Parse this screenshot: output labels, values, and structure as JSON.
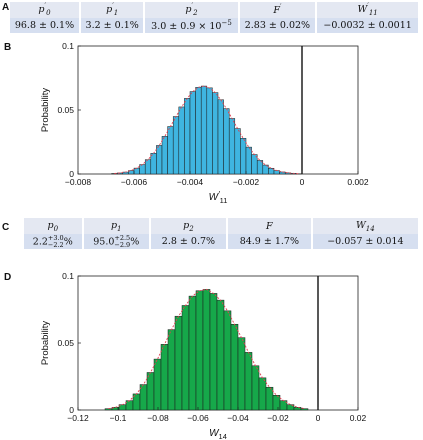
{
  "panels": {
    "A": "A",
    "B": "B",
    "C": "C",
    "D": "D"
  },
  "table_A": {
    "headers": [
      {
        "sym": "p",
        "sub": "0",
        "prime": "′"
      },
      {
        "sym": "p",
        "sub": "1",
        "prime": "′"
      },
      {
        "sym": "p",
        "sub": "2",
        "prime": "′"
      },
      {
        "sym": "F",
        "sub": "",
        "prime": "′"
      },
      {
        "sym": "W",
        "sub": "11",
        "prime": "′"
      }
    ],
    "values": [
      "96.8 ± 0.1%",
      "3.2 ± 0.1%",
      "3.0 ± 0.9 × 10",
      "2.83 ± 0.02%",
      "−0.0032 ± 0.0011"
    ],
    "p2_exp": "−5"
  },
  "table_C": {
    "headers": [
      {
        "sym": "p",
        "sub": "0"
      },
      {
        "sym": "p",
        "sub": "1"
      },
      {
        "sym": "p",
        "sub": "2"
      },
      {
        "sym": "F",
        "sub": ""
      },
      {
        "sym": "W",
        "sub": "14"
      }
    ],
    "p0": {
      "base": "2.2",
      "plus": "+3.0",
      "minus": "−2.2",
      "unit": "%"
    },
    "p1": {
      "base": "95.0",
      "plus": "+2.5",
      "minus": "−2.9",
      "unit": "%"
    },
    "values": [
      "2.8 ± 0.7%",
      "84.9 ± 1.7%",
      "−0.057 ± 0.014"
    ]
  },
  "chart_data": [
    {
      "type": "bar",
      "panel": "B",
      "ylabel": "Probability",
      "xlabel_sym": "W",
      "xlabel_sub": "11",
      "xlabel_prime": "′",
      "xlim": [
        -0.008,
        0.002
      ],
      "ylim": [
        0,
        0.1
      ],
      "xticks": [
        "−0.008",
        "−0.006",
        "−0.004",
        "−0.002",
        "0",
        "0.002"
      ],
      "yticks": [
        "0",
        "0.05",
        "0.1"
      ],
      "bar_color": "#3fb5e0",
      "fit_color": "#e04050",
      "bin_width": 0.0002,
      "distribution": {
        "mean": -0.0032,
        "sd": 0.001,
        "peak": 0.079
      },
      "x_start": -0.0068,
      "values": [
        0.0004,
        0.0008,
        0.0015,
        0.0027,
        0.0046,
        0.0074,
        0.0112,
        0.0162,
        0.0223,
        0.0294,
        0.0371,
        0.0449,
        0.0524,
        0.0591,
        0.0644,
        0.0677,
        0.0687,
        0.0673,
        0.0636,
        0.058,
        0.0511,
        0.0434,
        0.0355,
        0.0279,
        0.021,
        0.0152,
        0.0106,
        0.007,
        0.0045,
        0.0027,
        0.0016,
        0.0009,
        0.0005,
        0.0002
      ],
      "vline_x": 0
    },
    {
      "type": "bar",
      "panel": "D",
      "ylabel": "Probability",
      "xlabel_sym": "W",
      "xlabel_sub": "14",
      "xlim": [
        -0.12,
        0.02
      ],
      "ylim": [
        0,
        0.1
      ],
      "xticks": [
        "−0.12",
        "−0.1",
        "−0.08",
        "−0.06",
        "−0.04",
        "−0.02",
        "0",
        "0.02"
      ],
      "yticks": [
        "0",
        "0.05",
        "0.1"
      ],
      "bar_color": "#16a84a",
      "fit_color": "#e04050",
      "bin_width": 0.0035,
      "x_start": -0.1065,
      "values": [
        0.001,
        0.002,
        0.004,
        0.007,
        0.012,
        0.019,
        0.028,
        0.038,
        0.049,
        0.06,
        0.07,
        0.078,
        0.085,
        0.089,
        0.09,
        0.087,
        0.082,
        0.074,
        0.064,
        0.054,
        0.043,
        0.033,
        0.024,
        0.017,
        0.011,
        0.007,
        0.004,
        0.002,
        0.001
      ],
      "vline_x": 0
    }
  ]
}
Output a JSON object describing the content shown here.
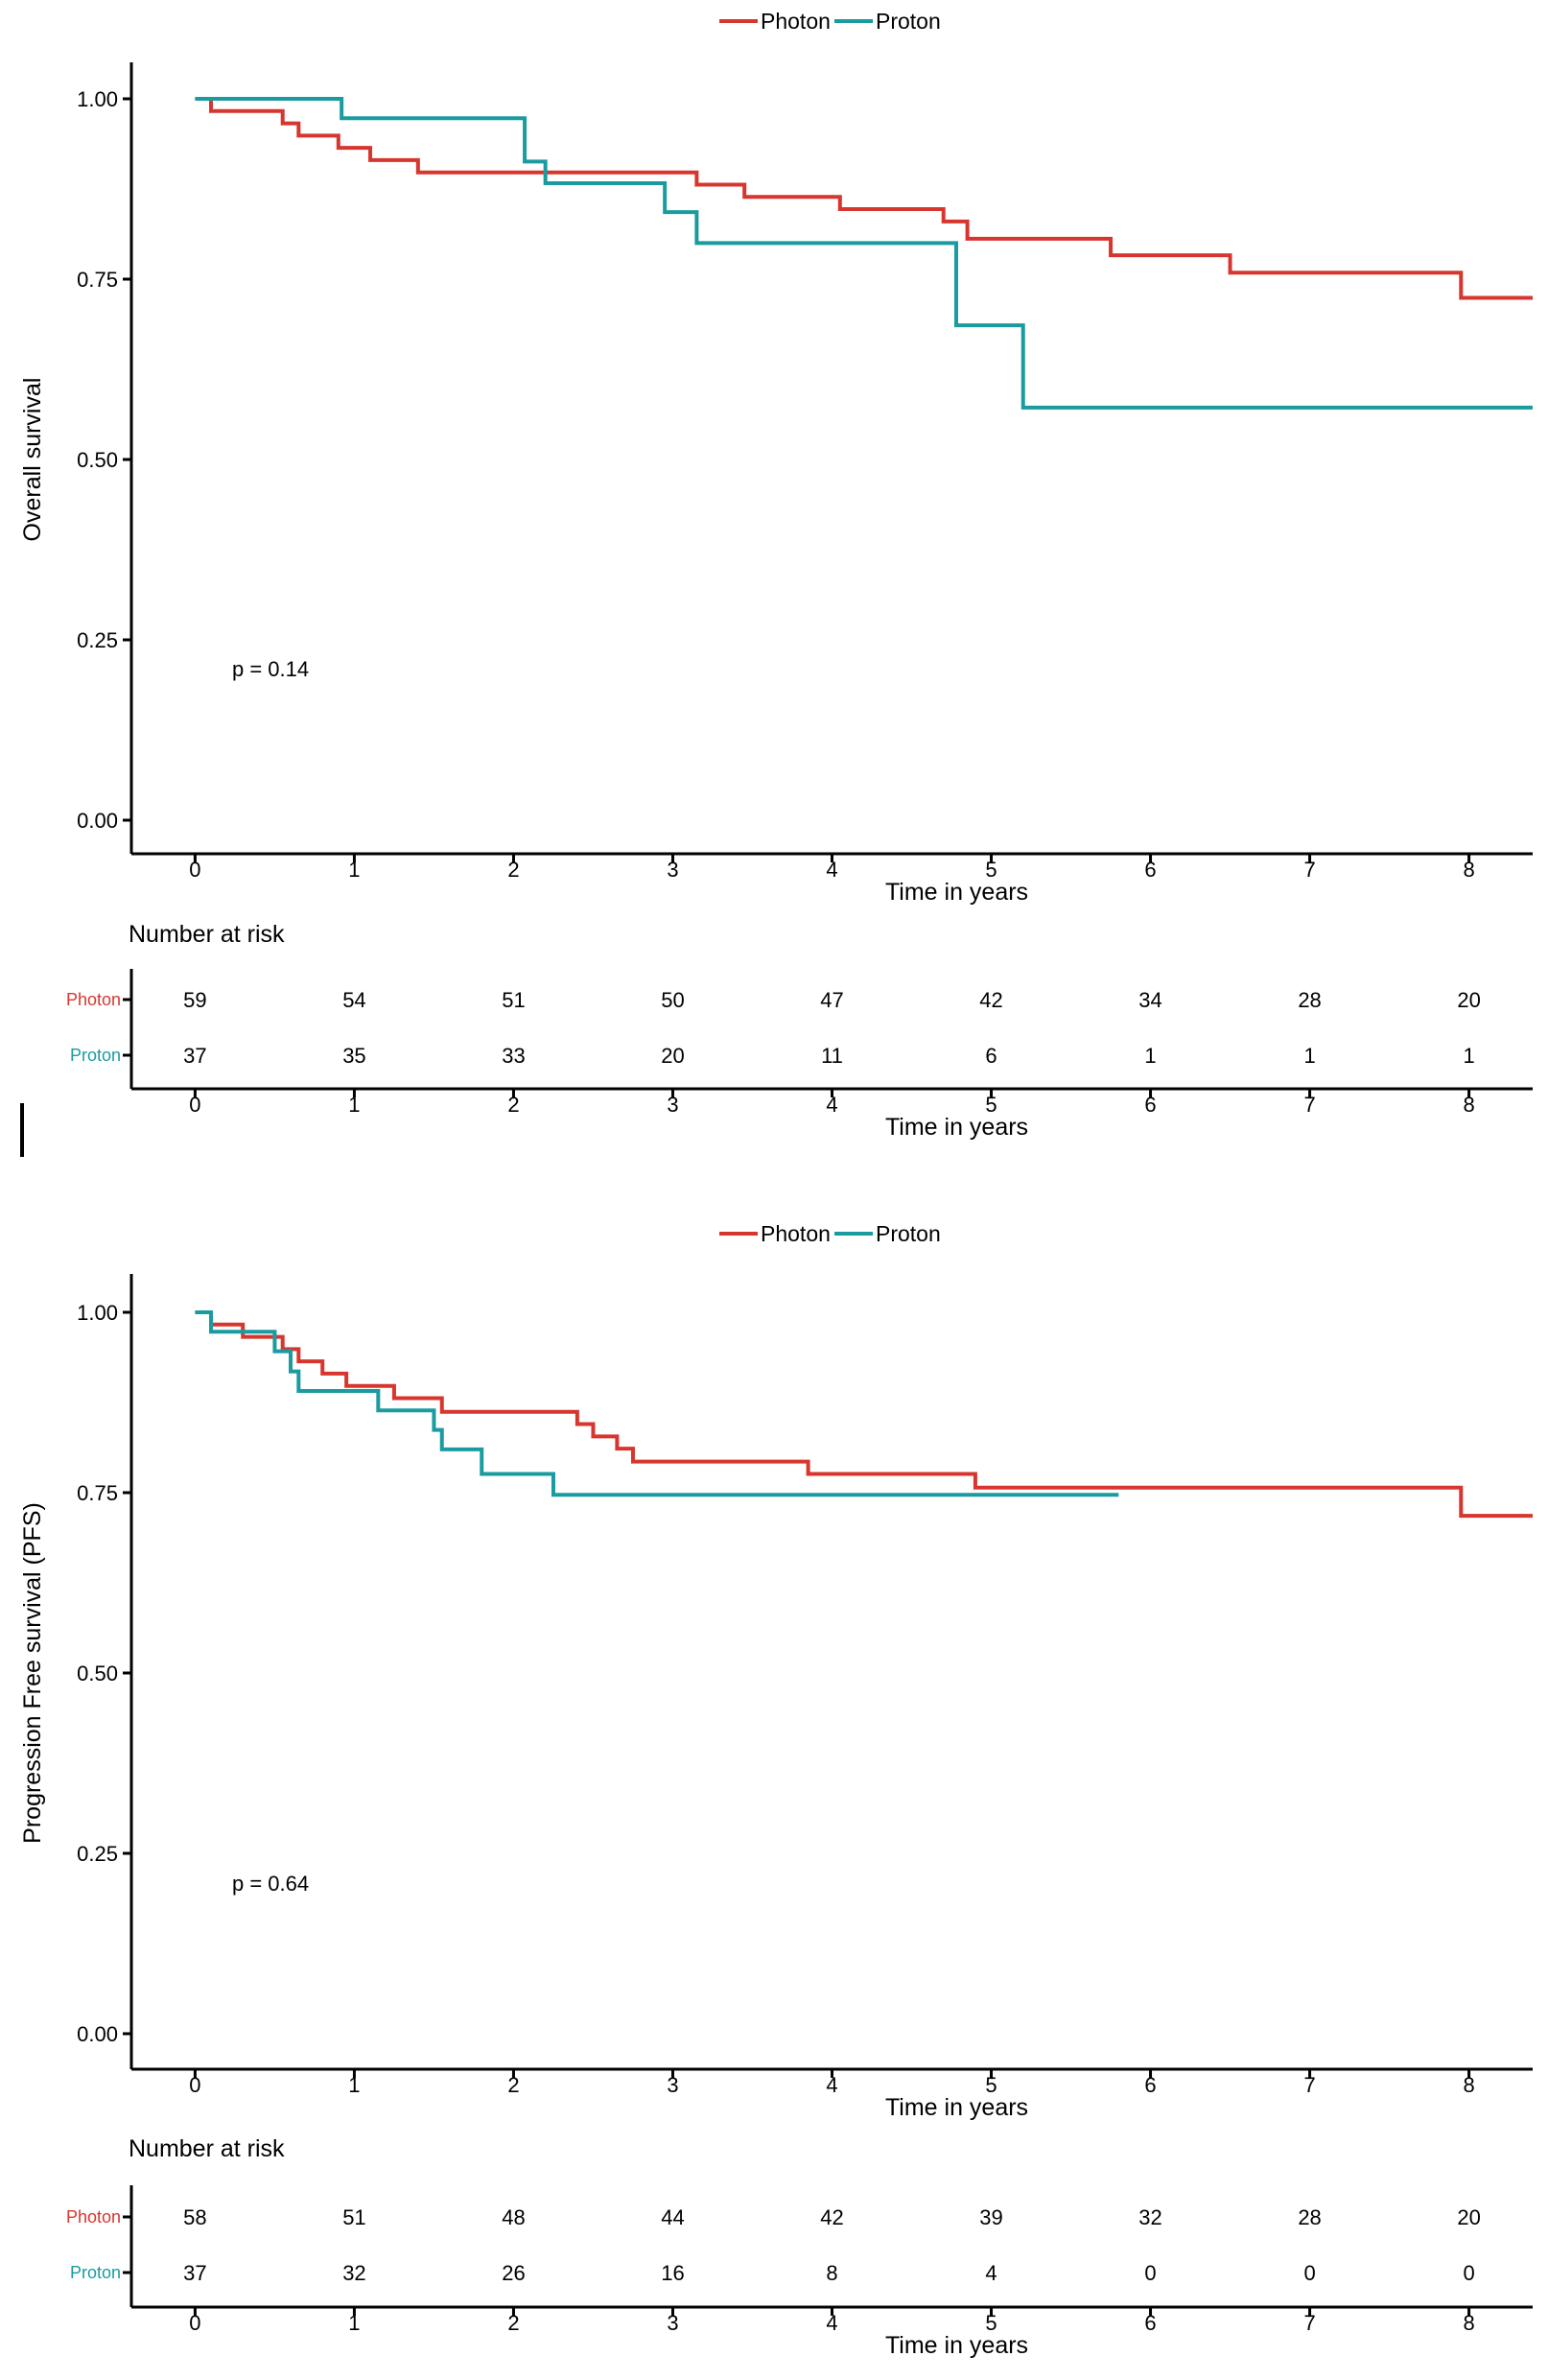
{
  "colors": {
    "photon": "#d7362f",
    "proton": "#1a9ba0"
  },
  "chart_data": [
    {
      "type": "line",
      "ylabel": "Overall survival",
      "xlabel": "Time in years",
      "xlim": [
        -0.4,
        8.4
      ],
      "ylim": [
        0,
        1
      ],
      "x_ticks": [
        "0",
        "1",
        "2",
        "3",
        "4",
        "5",
        "6",
        "7",
        "8"
      ],
      "y_ticks": [
        "0.00",
        "0.25",
        "0.50",
        "0.75",
        "1.00"
      ],
      "legend": {
        "position": "top",
        "entries": [
          "Photon",
          "Proton"
        ]
      },
      "annotation": "p = 0.14",
      "grid": false,
      "series": [
        {
          "name": "Photon",
          "color": "#d7362f",
          "steps": [
            [
              0,
              1.0
            ],
            [
              0.1,
              0.983
            ],
            [
              0.55,
              0.966
            ],
            [
              0.65,
              0.949
            ],
            [
              0.9,
              0.932
            ],
            [
              1.1,
              0.915
            ],
            [
              1.4,
              0.898
            ],
            [
              3.15,
              0.881
            ],
            [
              3.45,
              0.864
            ],
            [
              4.05,
              0.847
            ],
            [
              4.7,
              0.83
            ],
            [
              4.85,
              0.806
            ],
            [
              5.75,
              0.783
            ],
            [
              6.5,
              0.759
            ],
            [
              7.95,
              0.724
            ],
            [
              8.4,
              0.724
            ]
          ]
        },
        {
          "name": "Proton",
          "color": "#1a9ba0",
          "steps": [
            [
              0,
              1.0
            ],
            [
              0.92,
              0.973
            ],
            [
              2.07,
              0.913
            ],
            [
              2.2,
              0.883
            ],
            [
              2.95,
              0.843
            ],
            [
              3.15,
              0.8
            ],
            [
              4.78,
              0.686
            ],
            [
              5.2,
              0.572
            ],
            [
              8.4,
              0.572
            ]
          ]
        }
      ],
      "risk_table": {
        "title": "Number at risk",
        "groups": [
          "Photon",
          "Proton"
        ],
        "times": [
          0,
          1,
          2,
          3,
          4,
          5,
          6,
          7,
          8
        ],
        "values": [
          [
            59,
            54,
            51,
            50,
            47,
            42,
            34,
            28,
            20
          ],
          [
            37,
            35,
            33,
            20,
            11,
            6,
            1,
            1,
            1
          ]
        ],
        "xlabel": "Time in years",
        "x_ticks": [
          "0",
          "1",
          "2",
          "3",
          "4",
          "5",
          "6",
          "7",
          "8"
        ]
      }
    },
    {
      "type": "line",
      "ylabel": "Progression Free survival (PFS)",
      "xlabel": "Time in years",
      "xlim": [
        -0.4,
        8.4
      ],
      "ylim": [
        0,
        1
      ],
      "x_ticks": [
        "0",
        "1",
        "2",
        "3",
        "4",
        "5",
        "6",
        "7",
        "8"
      ],
      "y_ticks": [
        "0.00",
        "0.25",
        "0.50",
        "0.75",
        "1.00"
      ],
      "legend": {
        "position": "top",
        "entries": [
          "Photon",
          "Proton"
        ]
      },
      "annotation": "p = 0.64",
      "grid": false,
      "series": [
        {
          "name": "Photon",
          "color": "#d7362f",
          "steps": [
            [
              0,
              1.0
            ],
            [
              0.1,
              0.983
            ],
            [
              0.3,
              0.966
            ],
            [
              0.55,
              0.949
            ],
            [
              0.65,
              0.932
            ],
            [
              0.8,
              0.915
            ],
            [
              0.95,
              0.898
            ],
            [
              1.25,
              0.881
            ],
            [
              1.55,
              0.862
            ],
            [
              2.4,
              0.845
            ],
            [
              2.5,
              0.828
            ],
            [
              2.65,
              0.811
            ],
            [
              2.75,
              0.793
            ],
            [
              3.85,
              0.776
            ],
            [
              4.9,
              0.757
            ],
            [
              7.95,
              0.718
            ],
            [
              8.4,
              0.718
            ]
          ]
        },
        {
          "name": "Proton",
          "color": "#1a9ba0",
          "steps": [
            [
              0,
              1.0
            ],
            [
              0.1,
              0.973
            ],
            [
              0.5,
              0.946
            ],
            [
              0.6,
              0.918
            ],
            [
              0.65,
              0.891
            ],
            [
              1.15,
              0.864
            ],
            [
              1.5,
              0.837
            ],
            [
              1.55,
              0.81
            ],
            [
              1.8,
              0.776
            ],
            [
              2.25,
              0.747
            ],
            [
              5.8,
              0.747
            ]
          ]
        }
      ],
      "risk_table": {
        "title": "Number at risk",
        "groups": [
          "Photon",
          "Proton"
        ],
        "times": [
          0,
          1,
          2,
          3,
          4,
          5,
          6,
          7,
          8
        ],
        "values": [
          [
            58,
            51,
            48,
            44,
            42,
            39,
            32,
            28,
            20
          ],
          [
            37,
            32,
            26,
            16,
            8,
            4,
            0,
            0,
            0
          ]
        ],
        "xlabel": "Time in years",
        "x_ticks": [
          "0",
          "1",
          "2",
          "3",
          "4",
          "5",
          "6",
          "7",
          "8"
        ]
      }
    }
  ]
}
━━━━━━━━━━━━━━━━━━━━━━━━━━━━━━
_Given exercise_.
Your answer should be a single number: the count of lines in the listing that contain the word "ylabel".

_Exercise solution_.
4